Saved data entries

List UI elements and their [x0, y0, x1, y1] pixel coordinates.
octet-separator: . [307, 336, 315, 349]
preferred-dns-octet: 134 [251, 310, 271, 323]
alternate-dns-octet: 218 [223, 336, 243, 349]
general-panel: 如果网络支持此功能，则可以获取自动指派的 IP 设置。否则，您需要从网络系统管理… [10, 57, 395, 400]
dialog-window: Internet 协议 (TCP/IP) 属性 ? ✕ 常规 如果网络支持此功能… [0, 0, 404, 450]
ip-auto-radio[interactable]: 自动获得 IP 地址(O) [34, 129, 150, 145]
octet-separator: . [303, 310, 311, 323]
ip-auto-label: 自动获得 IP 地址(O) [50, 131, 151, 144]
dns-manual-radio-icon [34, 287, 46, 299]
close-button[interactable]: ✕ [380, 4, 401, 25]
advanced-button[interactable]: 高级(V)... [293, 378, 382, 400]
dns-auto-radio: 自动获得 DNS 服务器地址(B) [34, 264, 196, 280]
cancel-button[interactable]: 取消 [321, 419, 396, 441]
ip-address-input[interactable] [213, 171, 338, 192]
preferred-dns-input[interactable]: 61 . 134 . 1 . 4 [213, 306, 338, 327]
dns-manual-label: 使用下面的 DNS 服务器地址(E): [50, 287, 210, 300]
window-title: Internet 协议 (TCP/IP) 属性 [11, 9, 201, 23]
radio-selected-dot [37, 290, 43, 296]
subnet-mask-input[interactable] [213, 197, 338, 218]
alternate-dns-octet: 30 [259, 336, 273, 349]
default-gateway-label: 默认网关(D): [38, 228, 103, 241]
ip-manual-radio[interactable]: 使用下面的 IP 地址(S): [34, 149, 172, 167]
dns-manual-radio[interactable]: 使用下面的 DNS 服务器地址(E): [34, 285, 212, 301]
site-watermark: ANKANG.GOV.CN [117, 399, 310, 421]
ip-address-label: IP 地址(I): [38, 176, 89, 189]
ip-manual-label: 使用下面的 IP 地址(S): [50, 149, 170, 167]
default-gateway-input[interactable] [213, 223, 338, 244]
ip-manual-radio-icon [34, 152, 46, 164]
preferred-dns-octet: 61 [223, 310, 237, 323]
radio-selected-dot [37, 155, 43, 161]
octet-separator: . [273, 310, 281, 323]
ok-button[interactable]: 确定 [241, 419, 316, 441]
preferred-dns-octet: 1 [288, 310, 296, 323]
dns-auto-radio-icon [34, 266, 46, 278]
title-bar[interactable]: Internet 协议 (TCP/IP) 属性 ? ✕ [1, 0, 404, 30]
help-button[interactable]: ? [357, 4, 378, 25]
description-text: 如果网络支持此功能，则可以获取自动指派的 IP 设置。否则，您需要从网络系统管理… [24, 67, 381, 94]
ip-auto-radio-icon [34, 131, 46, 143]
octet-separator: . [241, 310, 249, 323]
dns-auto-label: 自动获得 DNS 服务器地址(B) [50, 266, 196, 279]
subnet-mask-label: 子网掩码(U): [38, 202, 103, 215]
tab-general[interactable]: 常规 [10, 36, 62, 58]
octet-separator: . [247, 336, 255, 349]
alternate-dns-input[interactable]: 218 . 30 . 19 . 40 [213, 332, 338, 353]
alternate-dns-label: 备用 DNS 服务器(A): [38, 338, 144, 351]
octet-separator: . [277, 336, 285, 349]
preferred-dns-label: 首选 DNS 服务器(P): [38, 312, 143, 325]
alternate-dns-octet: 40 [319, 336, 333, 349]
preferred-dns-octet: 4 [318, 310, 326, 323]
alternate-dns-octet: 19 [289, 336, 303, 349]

Task goal.
Retype every line of the items above, character for character, with no changes.

Written answer.
List UI elements and their [x0, y0, x1, y1] pixel coordinates.
octet-separator: . [307, 336, 315, 349]
preferred-dns-octet: 134 [251, 310, 271, 323]
alternate-dns-octet: 218 [223, 336, 243, 349]
general-panel: 如果网络支持此功能，则可以获取自动指派的 IP 设置。否则，您需要从网络系统管理… [10, 57, 395, 400]
dialog-window: Internet 协议 (TCP/IP) 属性 ? ✕ 常规 如果网络支持此功能… [0, 0, 404, 450]
ip-auto-radio[interactable]: 自动获得 IP 地址(O) [34, 129, 150, 145]
octet-separator: . [303, 310, 311, 323]
ip-auto-label: 自动获得 IP 地址(O) [50, 131, 151, 144]
dns-manual-radio-icon [34, 287, 46, 299]
close-button[interactable]: ✕ [380, 4, 401, 25]
advanced-button[interactable]: 高级(V)... [293, 378, 382, 400]
dns-auto-radio: 自动获得 DNS 服务器地址(B) [34, 264, 196, 280]
cancel-button[interactable]: 取消 [321, 419, 396, 441]
ip-address-input[interactable] [213, 171, 338, 192]
preferred-dns-input[interactable]: 61 . 134 . 1 . 4 [213, 306, 338, 327]
dns-manual-label: 使用下面的 DNS 服务器地址(E): [50, 287, 210, 300]
window-title: Internet 协议 (TCP/IP) 属性 [11, 9, 201, 23]
radio-selected-dot [37, 290, 43, 296]
subnet-mask-input[interactable] [213, 197, 338, 218]
alternate-dns-octet: 30 [259, 336, 273, 349]
default-gateway-label: 默认网关(D): [38, 228, 103, 241]
ip-manual-radio[interactable]: 使用下面的 IP 地址(S): [34, 149, 172, 167]
dns-manual-radio[interactable]: 使用下面的 DNS 服务器地址(E): [34, 285, 212, 301]
site-watermark: ANKANG.GOV.CN [117, 399, 310, 421]
ip-address-label: IP 地址(I): [38, 176, 89, 189]
ip-manual-label: 使用下面的 IP 地址(S): [50, 149, 170, 167]
default-gateway-input[interactable] [213, 223, 338, 244]
ip-manual-radio-icon [34, 152, 46, 164]
preferred-dns-octet: 61 [223, 310, 237, 323]
radio-selected-dot [37, 155, 43, 161]
octet-separator: . [273, 310, 281, 323]
ok-button[interactable]: 确定 [241, 419, 316, 441]
preferred-dns-octet: 1 [288, 310, 296, 323]
dns-auto-radio-icon [34, 266, 46, 278]
title-bar[interactable]: Internet 协议 (TCP/IP) 属性 ? ✕ [1, 0, 404, 30]
help-button[interactable]: ? [357, 4, 378, 25]
description-text: 如果网络支持此功能，则可以获取自动指派的 IP 设置。否则，您需要从网络系统管理… [24, 67, 381, 94]
ip-auto-radio-icon [34, 131, 46, 143]
octet-separator: . [241, 310, 249, 323]
dns-auto-label: 自动获得 DNS 服务器地址(B) [50, 266, 196, 279]
subnet-mask-label: 子网掩码(U): [38, 202, 103, 215]
tab-general[interactable]: 常规 [10, 36, 62, 58]
octet-separator: . [247, 336, 255, 349]
alternate-dns-input[interactable]: 218 . 30 . 19 . 40 [213, 332, 338, 353]
alternate-dns-label: 备用 DNS 服务器(A): [38, 338, 144, 351]
octet-separator: . [277, 336, 285, 349]
preferred-dns-label: 首选 DNS 服务器(P): [38, 312, 143, 325]
alternate-dns-octet: 40 [319, 336, 333, 349]
preferred-dns-octet: 4 [318, 310, 326, 323]
alternate-dns-octet: 19 [289, 336, 303, 349]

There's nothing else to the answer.